* begin *

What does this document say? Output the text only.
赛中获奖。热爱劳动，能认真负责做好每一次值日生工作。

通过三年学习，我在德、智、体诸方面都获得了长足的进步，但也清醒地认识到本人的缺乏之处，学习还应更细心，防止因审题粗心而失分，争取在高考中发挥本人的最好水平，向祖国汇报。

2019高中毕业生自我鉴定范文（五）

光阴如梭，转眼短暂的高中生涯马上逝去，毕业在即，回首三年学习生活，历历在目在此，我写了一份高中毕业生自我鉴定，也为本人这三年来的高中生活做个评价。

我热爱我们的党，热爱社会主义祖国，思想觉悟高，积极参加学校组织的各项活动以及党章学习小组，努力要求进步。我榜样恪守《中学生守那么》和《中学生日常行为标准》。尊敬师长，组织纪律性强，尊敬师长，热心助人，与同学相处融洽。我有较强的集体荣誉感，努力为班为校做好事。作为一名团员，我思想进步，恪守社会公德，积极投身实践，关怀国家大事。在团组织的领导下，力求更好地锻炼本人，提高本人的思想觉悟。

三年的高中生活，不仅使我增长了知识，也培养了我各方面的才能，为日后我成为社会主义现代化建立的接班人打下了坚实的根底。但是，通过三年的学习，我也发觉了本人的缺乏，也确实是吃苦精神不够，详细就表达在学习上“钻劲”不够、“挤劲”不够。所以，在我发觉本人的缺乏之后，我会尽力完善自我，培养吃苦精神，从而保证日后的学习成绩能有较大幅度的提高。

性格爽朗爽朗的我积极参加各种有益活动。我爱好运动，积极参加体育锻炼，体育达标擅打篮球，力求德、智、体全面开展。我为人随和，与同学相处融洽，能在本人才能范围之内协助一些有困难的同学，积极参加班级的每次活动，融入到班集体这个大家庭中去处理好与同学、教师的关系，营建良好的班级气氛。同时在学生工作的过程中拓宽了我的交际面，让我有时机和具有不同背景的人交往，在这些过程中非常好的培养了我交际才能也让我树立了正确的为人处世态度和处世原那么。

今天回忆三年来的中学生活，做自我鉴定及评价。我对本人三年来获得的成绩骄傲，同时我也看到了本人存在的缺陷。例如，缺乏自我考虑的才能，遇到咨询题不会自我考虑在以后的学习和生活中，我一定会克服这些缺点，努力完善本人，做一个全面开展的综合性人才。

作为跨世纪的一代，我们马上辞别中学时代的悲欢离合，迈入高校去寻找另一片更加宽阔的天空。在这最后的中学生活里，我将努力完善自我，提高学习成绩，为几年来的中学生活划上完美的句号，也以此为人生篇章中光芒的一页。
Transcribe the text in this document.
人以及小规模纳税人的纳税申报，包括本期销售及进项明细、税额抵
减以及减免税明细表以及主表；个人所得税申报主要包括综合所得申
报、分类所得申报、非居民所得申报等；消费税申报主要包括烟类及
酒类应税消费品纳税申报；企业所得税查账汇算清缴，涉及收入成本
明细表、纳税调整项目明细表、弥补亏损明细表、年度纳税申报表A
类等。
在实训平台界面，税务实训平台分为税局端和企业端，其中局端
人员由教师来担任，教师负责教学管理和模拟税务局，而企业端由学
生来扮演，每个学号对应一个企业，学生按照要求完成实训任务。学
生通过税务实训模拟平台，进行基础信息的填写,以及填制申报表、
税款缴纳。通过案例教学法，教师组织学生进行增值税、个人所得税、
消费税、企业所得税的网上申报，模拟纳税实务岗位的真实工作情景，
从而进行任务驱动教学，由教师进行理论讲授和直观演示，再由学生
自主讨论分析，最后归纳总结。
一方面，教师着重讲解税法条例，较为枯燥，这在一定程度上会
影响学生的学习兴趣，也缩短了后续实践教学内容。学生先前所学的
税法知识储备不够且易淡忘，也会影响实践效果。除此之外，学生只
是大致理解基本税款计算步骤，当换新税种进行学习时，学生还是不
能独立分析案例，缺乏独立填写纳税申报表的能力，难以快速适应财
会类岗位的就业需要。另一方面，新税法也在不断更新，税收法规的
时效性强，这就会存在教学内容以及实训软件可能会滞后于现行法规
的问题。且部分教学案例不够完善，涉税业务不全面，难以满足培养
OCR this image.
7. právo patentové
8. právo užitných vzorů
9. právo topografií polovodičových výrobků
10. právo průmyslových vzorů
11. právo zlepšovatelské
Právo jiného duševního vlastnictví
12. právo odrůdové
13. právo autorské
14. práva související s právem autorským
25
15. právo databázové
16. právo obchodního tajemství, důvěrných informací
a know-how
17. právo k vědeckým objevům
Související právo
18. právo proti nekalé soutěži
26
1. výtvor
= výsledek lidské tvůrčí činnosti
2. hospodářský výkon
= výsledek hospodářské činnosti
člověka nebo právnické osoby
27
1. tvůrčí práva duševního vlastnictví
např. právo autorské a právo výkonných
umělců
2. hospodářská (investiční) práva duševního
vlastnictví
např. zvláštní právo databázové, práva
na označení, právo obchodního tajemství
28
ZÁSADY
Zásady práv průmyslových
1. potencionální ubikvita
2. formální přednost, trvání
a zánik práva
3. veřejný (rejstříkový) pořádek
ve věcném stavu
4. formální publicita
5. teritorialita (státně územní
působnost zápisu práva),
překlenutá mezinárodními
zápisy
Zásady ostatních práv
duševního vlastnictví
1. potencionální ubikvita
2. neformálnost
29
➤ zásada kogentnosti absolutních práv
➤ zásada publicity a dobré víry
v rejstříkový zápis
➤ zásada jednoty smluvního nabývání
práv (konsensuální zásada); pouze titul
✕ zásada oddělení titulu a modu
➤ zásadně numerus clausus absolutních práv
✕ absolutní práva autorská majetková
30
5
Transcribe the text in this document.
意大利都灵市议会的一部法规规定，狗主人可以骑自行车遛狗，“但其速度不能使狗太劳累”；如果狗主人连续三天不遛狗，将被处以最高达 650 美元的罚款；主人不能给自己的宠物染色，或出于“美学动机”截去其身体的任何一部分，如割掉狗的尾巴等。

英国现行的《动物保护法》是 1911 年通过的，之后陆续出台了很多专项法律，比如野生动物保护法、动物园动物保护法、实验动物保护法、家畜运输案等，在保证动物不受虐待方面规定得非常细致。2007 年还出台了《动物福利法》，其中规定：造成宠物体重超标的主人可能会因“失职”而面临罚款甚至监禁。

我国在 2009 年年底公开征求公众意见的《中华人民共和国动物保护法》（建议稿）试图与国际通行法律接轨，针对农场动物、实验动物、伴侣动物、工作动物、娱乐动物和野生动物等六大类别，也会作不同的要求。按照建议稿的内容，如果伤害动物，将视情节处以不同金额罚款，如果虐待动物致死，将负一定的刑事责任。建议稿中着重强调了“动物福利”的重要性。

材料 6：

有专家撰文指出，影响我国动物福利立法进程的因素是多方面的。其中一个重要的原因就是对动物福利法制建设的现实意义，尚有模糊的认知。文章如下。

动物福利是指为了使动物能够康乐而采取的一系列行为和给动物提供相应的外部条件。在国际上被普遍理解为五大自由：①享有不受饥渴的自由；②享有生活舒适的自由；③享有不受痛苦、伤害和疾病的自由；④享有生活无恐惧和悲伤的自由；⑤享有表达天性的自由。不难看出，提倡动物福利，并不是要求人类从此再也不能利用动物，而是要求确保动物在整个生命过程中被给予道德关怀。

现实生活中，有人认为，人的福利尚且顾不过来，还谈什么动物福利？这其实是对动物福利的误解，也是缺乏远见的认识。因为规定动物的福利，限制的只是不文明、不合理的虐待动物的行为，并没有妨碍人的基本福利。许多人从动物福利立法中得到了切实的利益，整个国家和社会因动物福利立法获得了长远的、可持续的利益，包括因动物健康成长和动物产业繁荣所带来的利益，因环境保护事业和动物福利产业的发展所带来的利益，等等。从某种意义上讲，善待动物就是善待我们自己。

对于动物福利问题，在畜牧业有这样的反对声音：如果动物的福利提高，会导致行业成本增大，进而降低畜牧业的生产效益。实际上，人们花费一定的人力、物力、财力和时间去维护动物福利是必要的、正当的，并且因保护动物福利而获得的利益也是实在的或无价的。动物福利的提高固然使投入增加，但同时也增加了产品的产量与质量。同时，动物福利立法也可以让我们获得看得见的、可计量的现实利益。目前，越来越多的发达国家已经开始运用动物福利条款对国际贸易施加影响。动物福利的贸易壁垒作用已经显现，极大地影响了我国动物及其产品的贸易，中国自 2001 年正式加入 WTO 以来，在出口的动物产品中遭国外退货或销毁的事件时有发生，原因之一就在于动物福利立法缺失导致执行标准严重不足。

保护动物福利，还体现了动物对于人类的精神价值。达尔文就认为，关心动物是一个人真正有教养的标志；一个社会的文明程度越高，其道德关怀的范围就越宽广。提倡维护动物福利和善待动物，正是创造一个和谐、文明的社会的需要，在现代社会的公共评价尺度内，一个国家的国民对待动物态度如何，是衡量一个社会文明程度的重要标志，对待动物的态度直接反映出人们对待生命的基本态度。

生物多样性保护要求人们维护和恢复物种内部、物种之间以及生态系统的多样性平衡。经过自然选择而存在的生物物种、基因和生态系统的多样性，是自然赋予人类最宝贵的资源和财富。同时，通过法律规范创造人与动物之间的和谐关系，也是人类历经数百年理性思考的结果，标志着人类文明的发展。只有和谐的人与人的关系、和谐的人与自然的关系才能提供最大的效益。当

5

* end *

Task requirements —
Pick out and copy the lines of the material that include the word "např".

Exercise output —
např. právo autorské a právo výkonných
např. zvláštní právo databázové, práva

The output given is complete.